Collected data entries
........
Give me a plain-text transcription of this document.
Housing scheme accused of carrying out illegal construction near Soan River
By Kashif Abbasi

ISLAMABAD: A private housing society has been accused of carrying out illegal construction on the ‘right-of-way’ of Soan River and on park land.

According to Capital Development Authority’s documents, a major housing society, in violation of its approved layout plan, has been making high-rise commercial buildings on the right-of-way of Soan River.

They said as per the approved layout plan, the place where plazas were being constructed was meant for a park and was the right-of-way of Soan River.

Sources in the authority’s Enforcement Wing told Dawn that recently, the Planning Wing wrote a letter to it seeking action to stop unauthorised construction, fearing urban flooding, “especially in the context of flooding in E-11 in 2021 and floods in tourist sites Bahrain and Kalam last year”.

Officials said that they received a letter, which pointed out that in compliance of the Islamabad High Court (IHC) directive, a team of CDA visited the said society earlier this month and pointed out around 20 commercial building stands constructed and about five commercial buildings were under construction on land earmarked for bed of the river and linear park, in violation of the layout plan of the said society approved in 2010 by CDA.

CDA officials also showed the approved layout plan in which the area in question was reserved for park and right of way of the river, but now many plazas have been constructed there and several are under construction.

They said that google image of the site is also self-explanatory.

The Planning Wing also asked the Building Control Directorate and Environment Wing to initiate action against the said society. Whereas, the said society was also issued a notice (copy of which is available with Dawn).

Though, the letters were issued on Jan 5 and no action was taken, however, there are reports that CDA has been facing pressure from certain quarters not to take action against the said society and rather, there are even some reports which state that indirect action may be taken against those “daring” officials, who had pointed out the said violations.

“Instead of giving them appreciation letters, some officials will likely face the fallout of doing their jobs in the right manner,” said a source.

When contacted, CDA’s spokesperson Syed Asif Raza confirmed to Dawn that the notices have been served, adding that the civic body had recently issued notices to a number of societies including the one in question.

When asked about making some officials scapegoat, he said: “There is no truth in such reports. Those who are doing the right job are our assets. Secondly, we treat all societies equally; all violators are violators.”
........
What you have to do: Extract the complete set of records unchanged.

The reply:
Give me a plain-text transcription of this document.
Housing scheme accused of carrying out illegal construction near Soan River
By Kashif Abbasi

ISLAMABAD: A private housing society has been accused of carrying out illegal construction on the ‘right-of-way’ of Soan River and on park land.

According to Capital Development Authority’s documents, a major housing society, in violation of its approved layout plan, has been making high-rise commercial buildings on the right-of-way of Soan River.

They said as per the approved layout plan, the place where plazas were being constructed was meant for a park and was the right-of-way of Soan River.

Sources in the authority’s Enforcement Wing told Dawn that recently, the Planning Wing wrote a letter to it seeking action to stop unauthorised construction, fearing urban flooding, “especially in the context of flooding in E-11 in 2021 and floods in tourist sites Bahrain and Kalam last year”.

Officials said that they received a letter, which pointed out that in compliance of the Islamabad High Court (IHC) directive, a team of CDA visited the said society earlier this month and pointed out around 20 commercial building stands constructed and about five commercial buildings were under construction on land earmarked for bed of the river and linear park, in violation of the layout plan of the said society approved in 2010 by CDA.

CDA officials also showed the approved layout plan in which the area in question was reserved for park and right of way of the river, but now many plazas have been constructed there and several are under construction.

They said that google image of the site is also self-explanatory.

The Planning Wing also asked the Building Control Directorate and Environment Wing to initiate action against the said society. Whereas, the said society was also issued a notice (copy of which is available with Dawn).

Though, the letters were issued on Jan 5 and no action was taken, however, there are reports that CDA has been facing pressure from certain quarters not to take action against the said society and rather, there are even some reports which state that indirect action may be taken against those “daring” officials, who had pointed out the said violations.

“Instead of giving them appreciation letters, some officials will likely face the fallout of doing their jobs in the right manner,” said a source.

When contacted, CDA’s spokesperson Syed Asif Raza confirmed to Dawn that the notices have been served, adding that the civic body had recently issued notices to a number of societies including the one in question.

When asked about making some officials scapegoat, he said: “There is no truth in such reports. Those who are doing the right job are our assets. Secondly, we treat all societies equally; all violators are violators.”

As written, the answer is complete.